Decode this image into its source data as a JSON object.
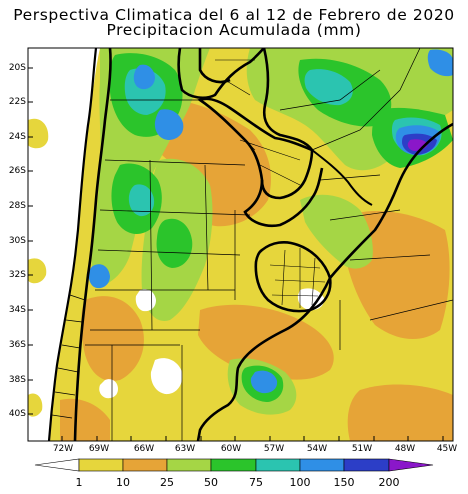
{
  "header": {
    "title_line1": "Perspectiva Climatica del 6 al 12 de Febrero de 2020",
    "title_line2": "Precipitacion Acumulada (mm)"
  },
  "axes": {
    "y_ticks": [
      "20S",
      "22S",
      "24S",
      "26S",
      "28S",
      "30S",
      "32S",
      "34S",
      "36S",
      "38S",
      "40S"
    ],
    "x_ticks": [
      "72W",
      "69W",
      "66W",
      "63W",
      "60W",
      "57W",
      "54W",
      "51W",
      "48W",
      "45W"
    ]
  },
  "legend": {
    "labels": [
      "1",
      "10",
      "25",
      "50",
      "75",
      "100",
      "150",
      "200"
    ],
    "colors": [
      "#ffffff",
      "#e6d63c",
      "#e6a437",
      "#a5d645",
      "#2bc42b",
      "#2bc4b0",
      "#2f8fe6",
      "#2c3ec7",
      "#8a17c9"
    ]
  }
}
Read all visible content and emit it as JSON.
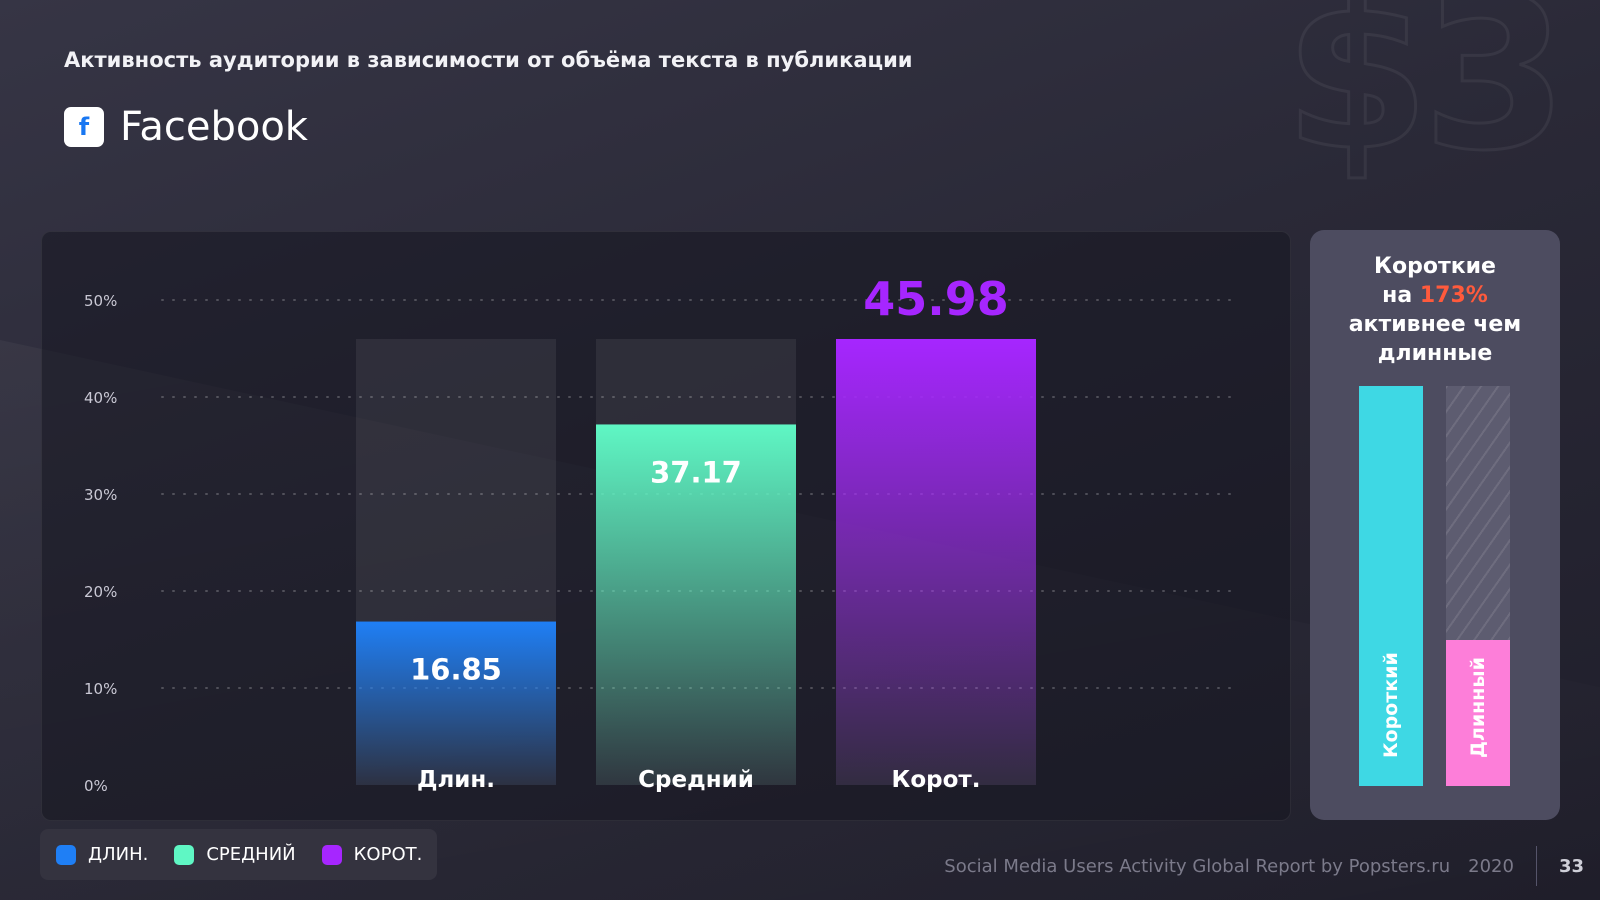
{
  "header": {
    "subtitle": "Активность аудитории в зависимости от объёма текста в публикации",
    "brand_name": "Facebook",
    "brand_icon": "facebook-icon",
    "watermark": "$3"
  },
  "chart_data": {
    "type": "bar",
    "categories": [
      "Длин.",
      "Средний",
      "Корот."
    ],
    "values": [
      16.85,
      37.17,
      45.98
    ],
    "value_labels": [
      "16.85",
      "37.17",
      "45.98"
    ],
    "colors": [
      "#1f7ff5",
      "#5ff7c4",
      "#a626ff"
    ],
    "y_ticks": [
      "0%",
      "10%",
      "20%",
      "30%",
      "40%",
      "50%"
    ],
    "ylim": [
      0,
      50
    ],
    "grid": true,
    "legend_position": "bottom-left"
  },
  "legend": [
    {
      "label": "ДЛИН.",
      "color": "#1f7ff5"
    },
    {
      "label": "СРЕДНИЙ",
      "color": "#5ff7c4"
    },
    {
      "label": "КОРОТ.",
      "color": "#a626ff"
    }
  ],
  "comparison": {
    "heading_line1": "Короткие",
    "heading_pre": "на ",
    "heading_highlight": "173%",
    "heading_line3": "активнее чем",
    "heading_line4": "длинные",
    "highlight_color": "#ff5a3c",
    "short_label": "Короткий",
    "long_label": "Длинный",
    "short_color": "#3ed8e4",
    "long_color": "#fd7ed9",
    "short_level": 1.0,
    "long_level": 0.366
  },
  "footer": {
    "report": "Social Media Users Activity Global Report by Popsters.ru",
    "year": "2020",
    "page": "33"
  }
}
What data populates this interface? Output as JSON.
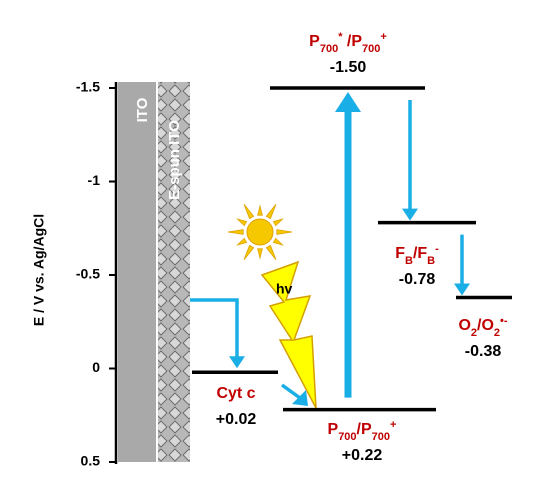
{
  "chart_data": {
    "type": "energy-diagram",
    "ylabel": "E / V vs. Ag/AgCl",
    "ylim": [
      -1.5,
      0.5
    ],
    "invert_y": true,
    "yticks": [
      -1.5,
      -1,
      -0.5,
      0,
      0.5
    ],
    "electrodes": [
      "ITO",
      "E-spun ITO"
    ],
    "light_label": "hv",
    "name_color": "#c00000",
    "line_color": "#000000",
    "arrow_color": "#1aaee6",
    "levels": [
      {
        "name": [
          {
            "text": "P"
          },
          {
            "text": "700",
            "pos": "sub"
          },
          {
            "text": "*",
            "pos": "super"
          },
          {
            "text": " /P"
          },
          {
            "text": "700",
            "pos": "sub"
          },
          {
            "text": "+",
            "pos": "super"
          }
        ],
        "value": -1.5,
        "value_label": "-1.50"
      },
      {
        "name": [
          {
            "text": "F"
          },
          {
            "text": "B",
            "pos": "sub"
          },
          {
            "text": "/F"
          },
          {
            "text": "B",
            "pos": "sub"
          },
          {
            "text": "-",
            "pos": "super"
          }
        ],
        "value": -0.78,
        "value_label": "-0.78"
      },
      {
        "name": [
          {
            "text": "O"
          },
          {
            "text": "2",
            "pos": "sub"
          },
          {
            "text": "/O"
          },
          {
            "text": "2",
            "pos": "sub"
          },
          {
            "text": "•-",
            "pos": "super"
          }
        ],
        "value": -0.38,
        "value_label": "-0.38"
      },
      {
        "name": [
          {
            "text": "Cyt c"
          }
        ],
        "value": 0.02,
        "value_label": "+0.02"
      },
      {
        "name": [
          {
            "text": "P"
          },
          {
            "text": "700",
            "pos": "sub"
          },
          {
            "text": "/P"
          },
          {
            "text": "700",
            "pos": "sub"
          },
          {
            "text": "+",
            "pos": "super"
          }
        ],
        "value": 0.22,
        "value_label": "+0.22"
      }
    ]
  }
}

Exercise goal: Copy out each record shown above without alteration, skipping any picture.

Correct result:
Decode this image into its source data as a JSON object.
{
  "header": {
    "title_line1": "Perspectiva Climatica del 6 al 12 de Febrero de 2020",
    "title_line2": "Precipitacion Acumulada (mm)"
  },
  "axes": {
    "y_ticks": [
      "20S",
      "22S",
      "24S",
      "26S",
      "28S",
      "30S",
      "32S",
      "34S",
      "36S",
      "38S",
      "40S"
    ],
    "x_ticks": [
      "72W",
      "69W",
      "66W",
      "63W",
      "60W",
      "57W",
      "54W",
      "51W",
      "48W",
      "45W"
    ]
  },
  "legend": {
    "labels": [
      "1",
      "10",
      "25",
      "50",
      "75",
      "100",
      "150",
      "200"
    ],
    "colors": [
      "#ffffff",
      "#e6d63c",
      "#e6a437",
      "#a5d645",
      "#2bc42b",
      "#2bc4b0",
      "#2f8fe6",
      "#2c3ec7",
      "#8a17c9"
    ]
  }
}
Read all visible content and emit it as JSON.
{
  "header": {
    "subtitle": "Активность аудитории в зависимости от объёма текста в публикации",
    "brand_name": "Facebook",
    "brand_icon": "facebook-icon",
    "watermark": "$3"
  },
  "chart_data": {
    "type": "bar",
    "categories": [
      "Длин.",
      "Средний",
      "Корот."
    ],
    "values": [
      16.85,
      37.17,
      45.98
    ],
    "value_labels": [
      "16.85",
      "37.17",
      "45.98"
    ],
    "colors": [
      "#1f7ff5",
      "#5ff7c4",
      "#a626ff"
    ],
    "y_ticks": [
      "0%",
      "10%",
      "20%",
      "30%",
      "40%",
      "50%"
    ],
    "ylim": [
      0,
      50
    ],
    "grid": true,
    "legend_position": "bottom-left"
  },
  "legend": [
    {
      "label": "ДЛИН.",
      "color": "#1f7ff5"
    },
    {
      "label": "СРЕДНИЙ",
      "color": "#5ff7c4"
    },
    {
      "label": "КОРОТ.",
      "color": "#a626ff"
    }
  ],
  "comparison": {
    "heading_line1": "Короткие",
    "heading_pre": "на ",
    "heading_highlight": "173%",
    "heading_line3": "активнее чем",
    "heading_line4": "длинные",
    "highlight_color": "#ff5a3c",
    "short_label": "Короткий",
    "long_label": "Длинный",
    "short_color": "#3ed8e4",
    "long_color": "#fd7ed9",
    "short_level": 1.0,
    "long_level": 0.366
  },
  "footer": {
    "report": "Social Media Users Activity Global Report by Popsters.ru",
    "year": "2020",
    "page": "33"
  }
}
What data populates this interface? Output as JSON.
{
  "chart_data": {
    "type": "energy-diagram",
    "ylabel": "E / V vs. Ag/AgCl",
    "ylim": [
      -1.5,
      0.5
    ],
    "invert_y": true,
    "yticks": [
      -1.5,
      -1,
      -0.5,
      0,
      0.5
    ],
    "electrodes": [
      "ITO",
      "E-spun ITO"
    ],
    "light_label": "hv",
    "name_color": "#c00000",
    "line_color": "#000000",
    "arrow_color": "#1aaee6",
    "levels": [
      {
        "name": [
          {
            "text": "P"
          },
          {
            "text": "700",
            "pos": "sub"
          },
          {
            "text": "*",
            "pos": "super"
          },
          {
            "text": " /P"
          },
          {
            "text": "700",
            "pos": "sub"
          },
          {
            "text": "+",
            "pos": "super"
          }
        ],
        "value": -1.5,
        "value_label": "-1.50"
      },
      {
        "name": [
          {
            "text": "F"
          },
          {
            "text": "B",
            "pos": "sub"
          },
          {
            "text": "/F"
          },
          {
            "text": "B",
            "pos": "sub"
          },
          {
            "text": "-",
            "pos": "super"
          }
        ],
        "value": -0.78,
        "value_label": "-0.78"
      },
      {
        "name": [
          {
            "text": "O"
          },
          {
            "text": "2",
            "pos": "sub"
          },
          {
            "text": "/O"
          },
          {
            "text": "2",
            "pos": "sub"
          },
          {
            "text": "•-",
            "pos": "super"
          }
        ],
        "value": -0.38,
        "value_label": "-0.38"
      },
      {
        "name": [
          {
            "text": "Cyt c"
          }
        ],
        "value": 0.02,
        "value_label": "+0.02"
      },
      {
        "name": [
          {
            "text": "P"
          },
          {
            "text": "700",
            "pos": "sub"
          },
          {
            "text": "/P"
          },
          {
            "text": "700",
            "pos": "sub"
          },
          {
            "text": "+",
            "pos": "super"
          }
        ],
        "value": 0.22,
        "value_label": "+0.22"
      }
    ]
  }
}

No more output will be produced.